Collection entries:
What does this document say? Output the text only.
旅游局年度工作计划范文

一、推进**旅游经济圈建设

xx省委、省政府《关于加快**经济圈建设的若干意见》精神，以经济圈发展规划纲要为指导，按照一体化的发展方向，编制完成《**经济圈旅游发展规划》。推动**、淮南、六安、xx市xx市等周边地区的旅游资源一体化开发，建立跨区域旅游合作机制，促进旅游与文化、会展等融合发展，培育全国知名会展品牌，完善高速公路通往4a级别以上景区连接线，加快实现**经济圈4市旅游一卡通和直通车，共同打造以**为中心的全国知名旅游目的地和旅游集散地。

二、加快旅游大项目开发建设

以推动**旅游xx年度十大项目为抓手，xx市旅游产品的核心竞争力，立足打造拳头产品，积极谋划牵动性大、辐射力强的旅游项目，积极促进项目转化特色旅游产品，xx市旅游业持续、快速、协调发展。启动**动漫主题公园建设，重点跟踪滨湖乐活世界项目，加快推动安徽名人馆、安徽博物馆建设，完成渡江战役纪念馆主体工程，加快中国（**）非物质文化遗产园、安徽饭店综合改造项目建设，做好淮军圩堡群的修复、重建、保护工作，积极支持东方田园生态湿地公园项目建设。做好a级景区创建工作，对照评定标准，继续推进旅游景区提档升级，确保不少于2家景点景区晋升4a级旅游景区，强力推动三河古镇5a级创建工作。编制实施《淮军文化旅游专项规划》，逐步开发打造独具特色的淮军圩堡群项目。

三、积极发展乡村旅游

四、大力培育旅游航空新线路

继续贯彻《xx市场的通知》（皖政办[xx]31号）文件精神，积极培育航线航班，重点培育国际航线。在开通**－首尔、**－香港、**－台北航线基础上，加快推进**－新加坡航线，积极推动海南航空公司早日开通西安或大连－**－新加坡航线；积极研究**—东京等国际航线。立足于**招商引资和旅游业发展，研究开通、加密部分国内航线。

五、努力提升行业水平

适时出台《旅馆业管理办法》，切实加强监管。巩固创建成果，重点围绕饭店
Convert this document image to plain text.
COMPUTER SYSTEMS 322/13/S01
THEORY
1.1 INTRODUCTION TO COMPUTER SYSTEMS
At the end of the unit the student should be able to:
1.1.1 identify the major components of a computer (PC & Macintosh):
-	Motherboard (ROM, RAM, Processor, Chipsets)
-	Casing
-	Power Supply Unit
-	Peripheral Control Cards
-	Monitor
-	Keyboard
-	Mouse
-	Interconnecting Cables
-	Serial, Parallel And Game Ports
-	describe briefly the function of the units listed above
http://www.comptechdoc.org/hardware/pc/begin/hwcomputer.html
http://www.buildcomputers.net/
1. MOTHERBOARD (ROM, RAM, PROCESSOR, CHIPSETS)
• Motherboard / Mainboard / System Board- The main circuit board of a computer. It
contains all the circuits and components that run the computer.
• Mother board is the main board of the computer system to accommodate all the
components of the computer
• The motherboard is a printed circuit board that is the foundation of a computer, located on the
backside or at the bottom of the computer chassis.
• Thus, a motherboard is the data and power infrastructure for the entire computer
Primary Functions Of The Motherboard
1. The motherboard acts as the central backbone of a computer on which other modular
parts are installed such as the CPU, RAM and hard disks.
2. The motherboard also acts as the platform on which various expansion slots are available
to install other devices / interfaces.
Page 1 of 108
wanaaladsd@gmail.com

EXERCISE OBJECTIVE >> Each entry is to be returned in full, character for character.

SOLUTION BELOW >>
What does this document say? Output the text only.
旅游局年度工作计划范文

一、推进**旅游经济圈建设

xx省委、省政府《关于加快**经济圈建设的若干意见》精神，以经济圈发展规划纲要为指导，按照一体化的发展方向，编制完成《**经济圈旅游发展规划》。推动**、淮南、六安、xx市xx市等周边地区的旅游资源一体化开发，建立跨区域旅游合作机制，促进旅游与文化、会展等融合发展，培育全国知名会展品牌，完善高速公路通往4a级别以上景区连接线，加快实现**经济圈4市旅游一卡通和直通车，共同打造以**为中心的全国知名旅游目的地和旅游集散地。

二、加快旅游大项目开发建设

以推动**旅游xx年度十大项目为抓手，xx市旅游产品的核心竞争力，立足打造拳头产品，积极谋划牵动性大、辐射力强的旅游项目，积极促进项目转化特色旅游产品，xx市旅游业持续、快速、协调发展。启动**动漫主题公园建设，重点跟踪滨湖乐活世界项目，加快推动安徽名人馆、安徽博物馆建设，完成渡江战役纪念馆主体工程，加快中国（**）非物质文化遗产园、安徽饭店综合改造项目建设，做好淮军圩堡群的修复、重建、保护工作，积极支持东方田园生态湿地公园项目建设。做好a级景区创建工作，对照评定标准，继续推进旅游景区提档升级，确保不少于2家景点景区晋升4a级旅游景区，强力推动三河古镇5a级创建工作。编制实施《淮军文化旅游专项规划》，逐步开发打造独具特色的淮军圩堡群项目。

三、积极发展乡村旅游

四、大力培育旅游航空新线路

继续贯彻《xx市场的通知》（皖政办[xx]31号）文件精神，积极培育航线航班，重点培育国际航线。在开通**－首尔、**－香港、**－台北航线基础上，加快推进**－新加坡航线，积极推动海南航空公司早日开通西安或大连－**－新加坡航线；积极研究**—东京等国际航线。立足于**招商引资和旅游业发展，研究开通、加密部分国内航线。

五、努力提升行业水平

适时出台《旅馆业管理办法》，切实加强监管。巩固创建成果，重点围绕饭店
Convert this document image to plain text.
COMPUTER SYSTEMS 322/13/S01
THEORY
1.1 INTRODUCTION TO COMPUTER SYSTEMS
At the end of the unit the student should be able to:
1.1.1 identify the major components of a computer (PC & Macintosh):
-	Motherboard (ROM, RAM, Processor, Chipsets)
-	Casing
-	Power Supply Unit
-	Peripheral Control Cards
-	Monitor
-	Keyboard
-	Mouse
-	Interconnecting Cables
-	Serial, Parallel And Game Ports
-	describe briefly the function of the units listed above
http://www.comptechdoc.org/hardware/pc/begin/hwcomputer.html
http://www.buildcomputers.net/
1. MOTHERBOARD (ROM, RAM, PROCESSOR, CHIPSETS)
• Motherboard / Mainboard / System Board- The main circuit board of a computer. It
contains all the circuits and components that run the computer.
• Mother board is the main board of the computer system to accommodate all the
components of the computer
• The motherboard is a printed circuit board that is the foundation of a computer, located on the
backside or at the bottom of the computer chassis.
• Thus, a motherboard is the data and power infrastructure for the entire computer
Primary Functions Of The Motherboard
1. The motherboard acts as the central backbone of a computer on which other modular
parts are installed such as the CPU, RAM and hard disks.
2. The motherboard also acts as the platform on which various expansion slots are available
to install other devices / interfaces.
Page 1 of 108
wanaaladsd@gmail.com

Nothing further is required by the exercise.